[WORK TO DO] In the material below, find all lines with the string "true" and copy them.

---- RECORDS SUPPLIED

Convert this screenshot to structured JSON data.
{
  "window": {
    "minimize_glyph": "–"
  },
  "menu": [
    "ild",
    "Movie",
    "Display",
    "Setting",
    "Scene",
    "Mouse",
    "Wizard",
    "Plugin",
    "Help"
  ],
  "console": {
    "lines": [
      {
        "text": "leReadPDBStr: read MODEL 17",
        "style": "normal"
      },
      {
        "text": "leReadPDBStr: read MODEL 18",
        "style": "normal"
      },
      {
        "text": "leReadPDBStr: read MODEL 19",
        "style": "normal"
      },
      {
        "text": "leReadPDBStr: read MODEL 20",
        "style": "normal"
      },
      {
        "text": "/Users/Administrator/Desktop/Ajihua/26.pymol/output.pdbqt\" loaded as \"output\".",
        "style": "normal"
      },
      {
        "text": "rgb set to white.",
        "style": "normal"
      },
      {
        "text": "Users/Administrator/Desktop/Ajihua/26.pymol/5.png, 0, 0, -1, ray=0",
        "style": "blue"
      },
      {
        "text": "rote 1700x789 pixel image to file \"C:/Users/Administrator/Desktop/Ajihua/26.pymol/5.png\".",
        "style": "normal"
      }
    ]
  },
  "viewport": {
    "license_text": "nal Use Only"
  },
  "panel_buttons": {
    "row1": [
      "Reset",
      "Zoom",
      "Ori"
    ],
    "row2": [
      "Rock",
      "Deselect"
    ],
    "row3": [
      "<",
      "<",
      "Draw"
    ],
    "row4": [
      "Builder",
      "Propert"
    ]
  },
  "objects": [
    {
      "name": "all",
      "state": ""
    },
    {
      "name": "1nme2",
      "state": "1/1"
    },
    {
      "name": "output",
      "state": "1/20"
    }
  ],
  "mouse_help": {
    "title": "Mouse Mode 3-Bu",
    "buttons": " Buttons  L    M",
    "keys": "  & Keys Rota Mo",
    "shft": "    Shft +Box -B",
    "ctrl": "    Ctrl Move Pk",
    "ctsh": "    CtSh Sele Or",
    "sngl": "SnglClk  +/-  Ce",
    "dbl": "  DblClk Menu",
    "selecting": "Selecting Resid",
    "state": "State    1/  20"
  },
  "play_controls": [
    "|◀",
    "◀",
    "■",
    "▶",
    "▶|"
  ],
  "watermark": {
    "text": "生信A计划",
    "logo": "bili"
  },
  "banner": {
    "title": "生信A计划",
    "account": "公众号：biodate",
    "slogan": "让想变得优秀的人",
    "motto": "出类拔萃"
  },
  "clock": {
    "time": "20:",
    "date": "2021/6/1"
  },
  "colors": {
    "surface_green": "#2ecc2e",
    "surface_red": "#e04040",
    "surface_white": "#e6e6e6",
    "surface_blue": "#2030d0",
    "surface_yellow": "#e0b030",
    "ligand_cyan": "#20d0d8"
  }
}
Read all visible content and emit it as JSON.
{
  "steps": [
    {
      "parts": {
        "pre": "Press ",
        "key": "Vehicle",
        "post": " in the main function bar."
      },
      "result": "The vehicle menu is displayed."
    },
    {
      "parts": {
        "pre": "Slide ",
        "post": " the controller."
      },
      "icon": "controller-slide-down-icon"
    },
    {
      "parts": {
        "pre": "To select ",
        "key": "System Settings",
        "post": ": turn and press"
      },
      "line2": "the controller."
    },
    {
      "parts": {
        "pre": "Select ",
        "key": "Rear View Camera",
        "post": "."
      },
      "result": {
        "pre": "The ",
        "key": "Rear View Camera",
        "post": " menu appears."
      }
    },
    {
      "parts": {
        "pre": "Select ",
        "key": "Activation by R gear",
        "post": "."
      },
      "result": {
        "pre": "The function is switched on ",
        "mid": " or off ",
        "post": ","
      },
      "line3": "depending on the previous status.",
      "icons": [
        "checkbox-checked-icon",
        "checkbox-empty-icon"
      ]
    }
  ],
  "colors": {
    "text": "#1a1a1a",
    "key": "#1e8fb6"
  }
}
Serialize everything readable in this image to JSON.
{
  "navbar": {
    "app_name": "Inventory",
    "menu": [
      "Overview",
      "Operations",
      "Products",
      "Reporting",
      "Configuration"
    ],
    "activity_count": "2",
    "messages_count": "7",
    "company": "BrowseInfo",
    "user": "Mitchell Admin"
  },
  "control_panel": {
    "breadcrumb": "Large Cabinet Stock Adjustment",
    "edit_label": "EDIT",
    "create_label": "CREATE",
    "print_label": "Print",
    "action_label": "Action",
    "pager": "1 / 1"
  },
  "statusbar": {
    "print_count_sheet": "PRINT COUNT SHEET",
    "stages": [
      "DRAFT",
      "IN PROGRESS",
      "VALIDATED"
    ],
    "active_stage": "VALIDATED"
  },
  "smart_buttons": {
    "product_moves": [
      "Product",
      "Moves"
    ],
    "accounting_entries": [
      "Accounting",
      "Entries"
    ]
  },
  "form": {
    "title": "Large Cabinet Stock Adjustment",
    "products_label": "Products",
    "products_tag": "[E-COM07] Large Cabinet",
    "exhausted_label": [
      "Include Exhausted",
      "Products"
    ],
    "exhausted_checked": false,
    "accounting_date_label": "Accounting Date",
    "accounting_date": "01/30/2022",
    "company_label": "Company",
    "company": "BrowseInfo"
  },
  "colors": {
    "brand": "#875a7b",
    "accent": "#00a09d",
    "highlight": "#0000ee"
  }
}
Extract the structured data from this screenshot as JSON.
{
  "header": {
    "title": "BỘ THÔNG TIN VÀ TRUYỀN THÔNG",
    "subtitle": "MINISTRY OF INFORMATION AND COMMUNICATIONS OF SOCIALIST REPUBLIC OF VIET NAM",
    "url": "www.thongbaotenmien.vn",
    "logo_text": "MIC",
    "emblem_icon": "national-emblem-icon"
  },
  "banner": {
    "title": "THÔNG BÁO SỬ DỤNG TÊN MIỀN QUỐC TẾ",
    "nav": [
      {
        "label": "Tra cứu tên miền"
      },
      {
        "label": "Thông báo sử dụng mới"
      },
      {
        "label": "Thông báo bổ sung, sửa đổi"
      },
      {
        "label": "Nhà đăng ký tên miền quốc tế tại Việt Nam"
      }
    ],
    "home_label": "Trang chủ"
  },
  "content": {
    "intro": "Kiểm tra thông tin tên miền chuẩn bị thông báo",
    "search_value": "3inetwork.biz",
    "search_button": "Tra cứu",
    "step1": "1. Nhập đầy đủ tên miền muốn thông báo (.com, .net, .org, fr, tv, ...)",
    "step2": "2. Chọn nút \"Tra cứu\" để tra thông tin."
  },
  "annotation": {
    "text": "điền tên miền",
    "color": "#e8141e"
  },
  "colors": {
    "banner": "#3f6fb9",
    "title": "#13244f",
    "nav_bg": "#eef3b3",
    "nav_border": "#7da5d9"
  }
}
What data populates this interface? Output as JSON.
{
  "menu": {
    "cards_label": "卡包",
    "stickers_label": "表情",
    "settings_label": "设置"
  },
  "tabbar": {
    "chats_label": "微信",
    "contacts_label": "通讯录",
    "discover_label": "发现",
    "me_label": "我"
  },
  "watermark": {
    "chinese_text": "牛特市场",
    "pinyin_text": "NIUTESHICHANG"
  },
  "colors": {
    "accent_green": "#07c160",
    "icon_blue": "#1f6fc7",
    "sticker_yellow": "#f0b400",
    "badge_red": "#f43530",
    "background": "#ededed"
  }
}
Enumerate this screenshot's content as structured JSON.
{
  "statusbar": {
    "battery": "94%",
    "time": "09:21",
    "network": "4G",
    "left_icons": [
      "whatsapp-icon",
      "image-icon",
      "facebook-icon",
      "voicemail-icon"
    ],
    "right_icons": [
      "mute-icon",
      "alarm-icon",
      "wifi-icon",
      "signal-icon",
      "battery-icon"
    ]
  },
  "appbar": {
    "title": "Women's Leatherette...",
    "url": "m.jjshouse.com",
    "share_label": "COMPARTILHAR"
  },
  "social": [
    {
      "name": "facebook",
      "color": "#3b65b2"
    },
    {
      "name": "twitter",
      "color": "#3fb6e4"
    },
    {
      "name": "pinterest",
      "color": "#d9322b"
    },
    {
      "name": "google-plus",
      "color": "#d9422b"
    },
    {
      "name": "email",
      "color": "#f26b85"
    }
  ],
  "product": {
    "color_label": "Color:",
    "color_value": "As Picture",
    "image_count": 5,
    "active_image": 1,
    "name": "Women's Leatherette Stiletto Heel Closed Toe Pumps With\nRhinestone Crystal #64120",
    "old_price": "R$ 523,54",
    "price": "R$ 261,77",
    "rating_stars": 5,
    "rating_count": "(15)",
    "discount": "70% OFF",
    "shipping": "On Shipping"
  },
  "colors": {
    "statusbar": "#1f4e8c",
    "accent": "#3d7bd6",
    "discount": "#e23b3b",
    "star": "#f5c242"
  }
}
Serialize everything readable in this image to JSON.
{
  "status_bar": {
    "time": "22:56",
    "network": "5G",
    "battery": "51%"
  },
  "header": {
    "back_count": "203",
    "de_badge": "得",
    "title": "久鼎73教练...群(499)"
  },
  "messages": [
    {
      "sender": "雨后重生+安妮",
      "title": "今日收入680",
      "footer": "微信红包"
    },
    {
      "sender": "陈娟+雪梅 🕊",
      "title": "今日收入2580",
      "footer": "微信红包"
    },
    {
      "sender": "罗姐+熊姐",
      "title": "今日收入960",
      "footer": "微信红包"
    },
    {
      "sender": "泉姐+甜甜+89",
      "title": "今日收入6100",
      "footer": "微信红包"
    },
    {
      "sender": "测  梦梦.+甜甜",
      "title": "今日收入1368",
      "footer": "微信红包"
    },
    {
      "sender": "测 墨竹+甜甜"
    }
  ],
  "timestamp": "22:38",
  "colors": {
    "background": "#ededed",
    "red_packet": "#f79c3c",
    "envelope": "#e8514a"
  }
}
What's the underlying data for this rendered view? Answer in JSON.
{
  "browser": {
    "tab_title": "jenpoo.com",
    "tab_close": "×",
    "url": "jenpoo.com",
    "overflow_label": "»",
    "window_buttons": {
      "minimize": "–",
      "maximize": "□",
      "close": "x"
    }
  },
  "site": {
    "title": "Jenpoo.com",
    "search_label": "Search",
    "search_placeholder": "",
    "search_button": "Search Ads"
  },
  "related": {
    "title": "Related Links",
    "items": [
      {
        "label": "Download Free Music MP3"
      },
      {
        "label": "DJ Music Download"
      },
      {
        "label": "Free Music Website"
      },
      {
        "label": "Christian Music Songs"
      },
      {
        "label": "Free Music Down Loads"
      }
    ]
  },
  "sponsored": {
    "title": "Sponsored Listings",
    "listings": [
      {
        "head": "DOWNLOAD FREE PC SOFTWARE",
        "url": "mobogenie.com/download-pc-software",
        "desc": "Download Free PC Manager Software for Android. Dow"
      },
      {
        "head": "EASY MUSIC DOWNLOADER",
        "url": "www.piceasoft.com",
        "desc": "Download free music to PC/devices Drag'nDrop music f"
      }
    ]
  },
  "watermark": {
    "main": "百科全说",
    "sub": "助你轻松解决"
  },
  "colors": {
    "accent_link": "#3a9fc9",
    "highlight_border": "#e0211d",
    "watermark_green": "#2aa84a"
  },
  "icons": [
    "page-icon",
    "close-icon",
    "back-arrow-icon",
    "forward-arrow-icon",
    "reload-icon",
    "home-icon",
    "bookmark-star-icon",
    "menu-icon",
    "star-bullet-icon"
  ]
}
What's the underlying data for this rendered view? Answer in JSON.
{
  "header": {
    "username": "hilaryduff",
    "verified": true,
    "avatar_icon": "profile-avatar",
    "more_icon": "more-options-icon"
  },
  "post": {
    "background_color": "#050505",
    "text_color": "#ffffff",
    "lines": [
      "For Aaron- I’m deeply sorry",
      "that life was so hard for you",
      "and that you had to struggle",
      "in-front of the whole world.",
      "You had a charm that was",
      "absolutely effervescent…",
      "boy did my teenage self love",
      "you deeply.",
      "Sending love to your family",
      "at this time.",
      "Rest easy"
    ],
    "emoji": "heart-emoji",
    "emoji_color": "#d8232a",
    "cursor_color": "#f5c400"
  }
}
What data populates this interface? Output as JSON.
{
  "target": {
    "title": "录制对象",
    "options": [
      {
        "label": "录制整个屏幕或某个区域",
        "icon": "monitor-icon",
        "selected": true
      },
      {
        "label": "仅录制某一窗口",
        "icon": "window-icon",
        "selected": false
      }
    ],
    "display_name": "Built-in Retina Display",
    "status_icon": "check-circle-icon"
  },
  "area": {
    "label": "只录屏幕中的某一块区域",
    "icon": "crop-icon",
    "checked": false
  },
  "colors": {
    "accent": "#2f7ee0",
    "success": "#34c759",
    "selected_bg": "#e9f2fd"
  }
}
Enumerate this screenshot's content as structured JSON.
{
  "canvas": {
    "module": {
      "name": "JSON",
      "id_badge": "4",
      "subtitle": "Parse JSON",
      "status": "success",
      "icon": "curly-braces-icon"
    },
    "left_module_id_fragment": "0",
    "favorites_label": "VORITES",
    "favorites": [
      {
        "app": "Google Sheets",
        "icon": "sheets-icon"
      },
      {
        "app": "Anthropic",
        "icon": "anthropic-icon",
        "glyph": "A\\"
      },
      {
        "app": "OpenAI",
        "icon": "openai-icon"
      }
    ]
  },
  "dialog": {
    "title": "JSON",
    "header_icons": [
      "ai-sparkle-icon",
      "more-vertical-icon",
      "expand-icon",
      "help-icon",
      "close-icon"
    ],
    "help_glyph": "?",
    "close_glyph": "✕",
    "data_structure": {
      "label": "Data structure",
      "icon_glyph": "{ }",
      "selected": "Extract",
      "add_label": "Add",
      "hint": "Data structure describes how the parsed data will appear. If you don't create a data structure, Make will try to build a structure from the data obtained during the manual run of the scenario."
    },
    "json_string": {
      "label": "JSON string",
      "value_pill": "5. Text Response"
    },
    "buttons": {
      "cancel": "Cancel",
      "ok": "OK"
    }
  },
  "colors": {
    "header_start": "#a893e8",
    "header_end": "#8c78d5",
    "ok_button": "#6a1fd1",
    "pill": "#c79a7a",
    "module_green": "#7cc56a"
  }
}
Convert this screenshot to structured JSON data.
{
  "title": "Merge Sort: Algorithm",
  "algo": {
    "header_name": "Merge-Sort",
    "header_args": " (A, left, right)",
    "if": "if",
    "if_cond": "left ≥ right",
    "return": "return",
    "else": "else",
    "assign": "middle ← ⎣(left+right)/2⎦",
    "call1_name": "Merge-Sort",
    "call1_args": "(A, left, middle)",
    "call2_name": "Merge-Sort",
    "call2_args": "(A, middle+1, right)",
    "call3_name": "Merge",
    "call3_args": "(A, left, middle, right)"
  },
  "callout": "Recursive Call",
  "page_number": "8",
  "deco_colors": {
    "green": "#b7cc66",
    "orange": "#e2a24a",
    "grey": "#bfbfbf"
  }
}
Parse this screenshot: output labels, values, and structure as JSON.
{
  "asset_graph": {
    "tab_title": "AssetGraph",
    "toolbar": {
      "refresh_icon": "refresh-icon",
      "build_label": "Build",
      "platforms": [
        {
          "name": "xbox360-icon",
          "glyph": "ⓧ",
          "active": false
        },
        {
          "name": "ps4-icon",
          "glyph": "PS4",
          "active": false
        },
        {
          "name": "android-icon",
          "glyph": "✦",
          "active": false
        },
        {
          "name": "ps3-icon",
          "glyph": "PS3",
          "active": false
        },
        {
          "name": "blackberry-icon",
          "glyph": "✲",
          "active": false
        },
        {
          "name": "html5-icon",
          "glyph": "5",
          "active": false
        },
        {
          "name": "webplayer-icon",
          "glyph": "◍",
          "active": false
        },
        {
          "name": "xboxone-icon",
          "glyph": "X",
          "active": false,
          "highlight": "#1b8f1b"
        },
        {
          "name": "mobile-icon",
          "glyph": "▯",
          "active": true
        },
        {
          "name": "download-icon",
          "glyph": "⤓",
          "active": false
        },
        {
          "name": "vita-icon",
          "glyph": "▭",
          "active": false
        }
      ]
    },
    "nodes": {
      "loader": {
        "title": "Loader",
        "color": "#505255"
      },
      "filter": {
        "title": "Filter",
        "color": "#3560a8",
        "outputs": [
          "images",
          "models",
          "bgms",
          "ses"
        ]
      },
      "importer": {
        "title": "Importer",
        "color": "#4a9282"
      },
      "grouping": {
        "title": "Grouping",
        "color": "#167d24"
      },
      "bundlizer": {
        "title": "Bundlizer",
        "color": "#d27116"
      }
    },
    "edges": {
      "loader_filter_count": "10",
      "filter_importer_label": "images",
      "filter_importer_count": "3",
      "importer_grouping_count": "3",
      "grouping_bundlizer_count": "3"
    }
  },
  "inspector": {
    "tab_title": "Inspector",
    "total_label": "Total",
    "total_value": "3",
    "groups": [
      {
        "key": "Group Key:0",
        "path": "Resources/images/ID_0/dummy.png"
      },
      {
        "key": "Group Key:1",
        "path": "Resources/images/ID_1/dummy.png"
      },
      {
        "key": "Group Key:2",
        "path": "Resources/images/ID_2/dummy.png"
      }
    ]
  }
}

--------

[EXERCISE ANSWER]
    "verified": true,
        "selected": true
          "active": true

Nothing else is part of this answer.